• Required work: Make an exact copy of the entries below with the pictures removed.

• Data excerpts:
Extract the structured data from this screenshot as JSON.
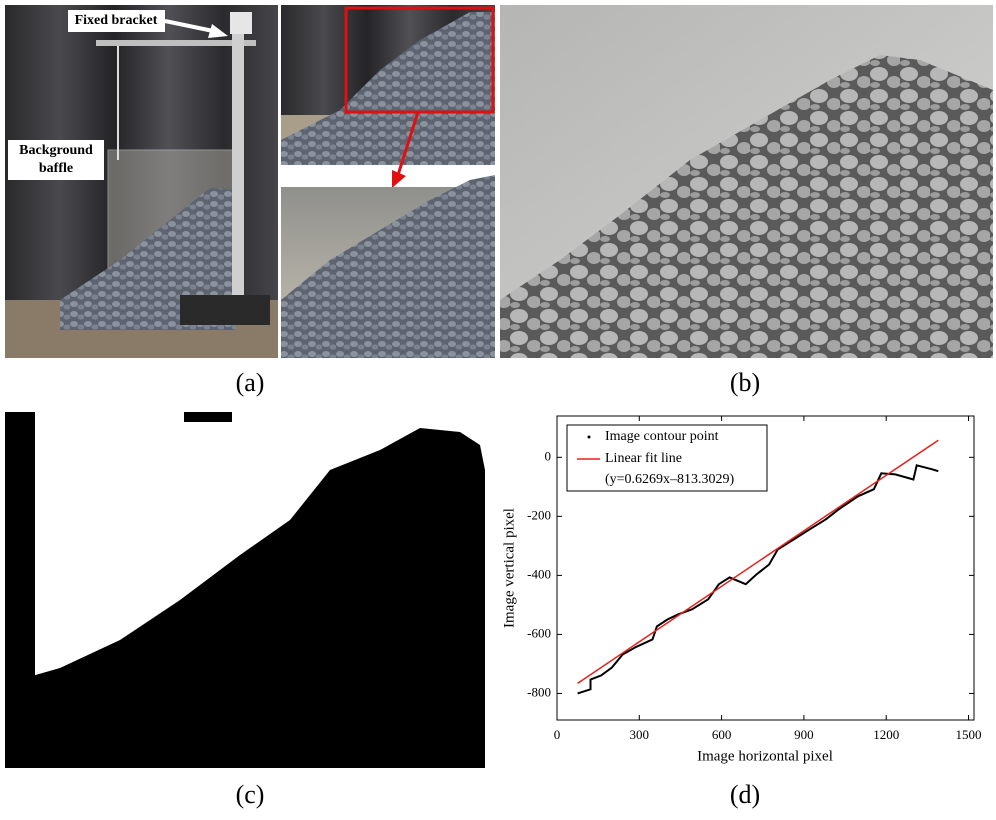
{
  "panels": {
    "a": {
      "label": "(a)",
      "annotations": [
        "Fixed bracket",
        [
          "Background",
          "baffle"
        ]
      ]
    },
    "b": {
      "label": "(b)"
    },
    "c": {
      "label": "(c)"
    },
    "d": {
      "label": "(d)"
    }
  },
  "chart_data": {
    "type": "line",
    "xlabel": "Image horizontal pixel",
    "ylabel": "Image vertical pixel",
    "fit_equation": "(y=0.6269x–813.3029)",
    "xlim": [
      0,
      1520
    ],
    "ylim": [
      -890,
      140
    ],
    "xticks": [
      0,
      300,
      600,
      900,
      1200,
      1500
    ],
    "yticks": [
      -800,
      -600,
      -400,
      -200,
      0
    ],
    "legend": "upper-left",
    "series": [
      {
        "name": "Image contour point",
        "color": "#000000",
        "x": [
          75,
          122,
          122,
          161,
          200,
          239,
          285,
          317,
          348,
          364,
          403,
          442,
          492,
          551,
          590,
          629,
          688,
          727,
          773,
          805,
          863,
          921,
          980,
          1027,
          1097,
          1155,
          1182,
          1233,
          1299,
          1311,
          1369,
          1390
        ],
        "values": [
          -800,
          -786,
          -753,
          -739,
          -712,
          -668,
          -644,
          -630,
          -617,
          -573,
          -549,
          -532,
          -515,
          -481,
          -430,
          -407,
          -430,
          -397,
          -363,
          -312,
          -278,
          -244,
          -210,
          -176,
          -132,
          -108,
          -54,
          -58,
          -75,
          -27,
          -41,
          -47
        ]
      },
      {
        "name": "Linear fit line",
        "color": "#e8201a",
        "x": [
          75,
          1390
        ],
        "values": [
          -766,
          58
        ]
      }
    ]
  }
}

• Result of the exercise:
Extract the structured data from this screenshot as JSON.
{
  "panels": {
    "a": {
      "label": "(a)",
      "annotations": [
        "Fixed bracket",
        [
          "Background",
          "baffle"
        ]
      ]
    },
    "b": {
      "label": "(b)"
    },
    "c": {
      "label": "(c)"
    },
    "d": {
      "label": "(d)"
    }
  },
  "chart_data": {
    "type": "line",
    "xlabel": "Image horizontal pixel",
    "ylabel": "Image vertical pixel",
    "fit_equation": "(y=0.6269x–813.3029)",
    "xlim": [
      0,
      1520
    ],
    "ylim": [
      -890,
      140
    ],
    "xticks": [
      0,
      300,
      600,
      900,
      1200,
      1500
    ],
    "yticks": [
      -800,
      -600,
      -400,
      -200,
      0
    ],
    "legend": "upper-left",
    "series": [
      {
        "name": "Image contour point",
        "color": "#000000",
        "x": [
          75,
          122,
          122,
          161,
          200,
          239,
          285,
          317,
          348,
          364,
          403,
          442,
          492,
          551,
          590,
          629,
          688,
          727,
          773,
          805,
          863,
          921,
          980,
          1027,
          1097,
          1155,
          1182,
          1233,
          1299,
          1311,
          1369,
          1390
        ],
        "values": [
          -800,
          -786,
          -753,
          -739,
          -712,
          -668,
          -644,
          -630,
          -617,
          -573,
          -549,
          -532,
          -515,
          -481,
          -430,
          -407,
          -430,
          -397,
          -363,
          -312,
          -278,
          -244,
          -210,
          -176,
          -132,
          -108,
          -54,
          -58,
          -75,
          -27,
          -41,
          -47
        ]
      },
      {
        "name": "Linear fit line",
        "color": "#e8201a",
        "x": [
          75,
          1390
        ],
        "values": [
          -766,
          58
        ]
      }
    ]
  }
}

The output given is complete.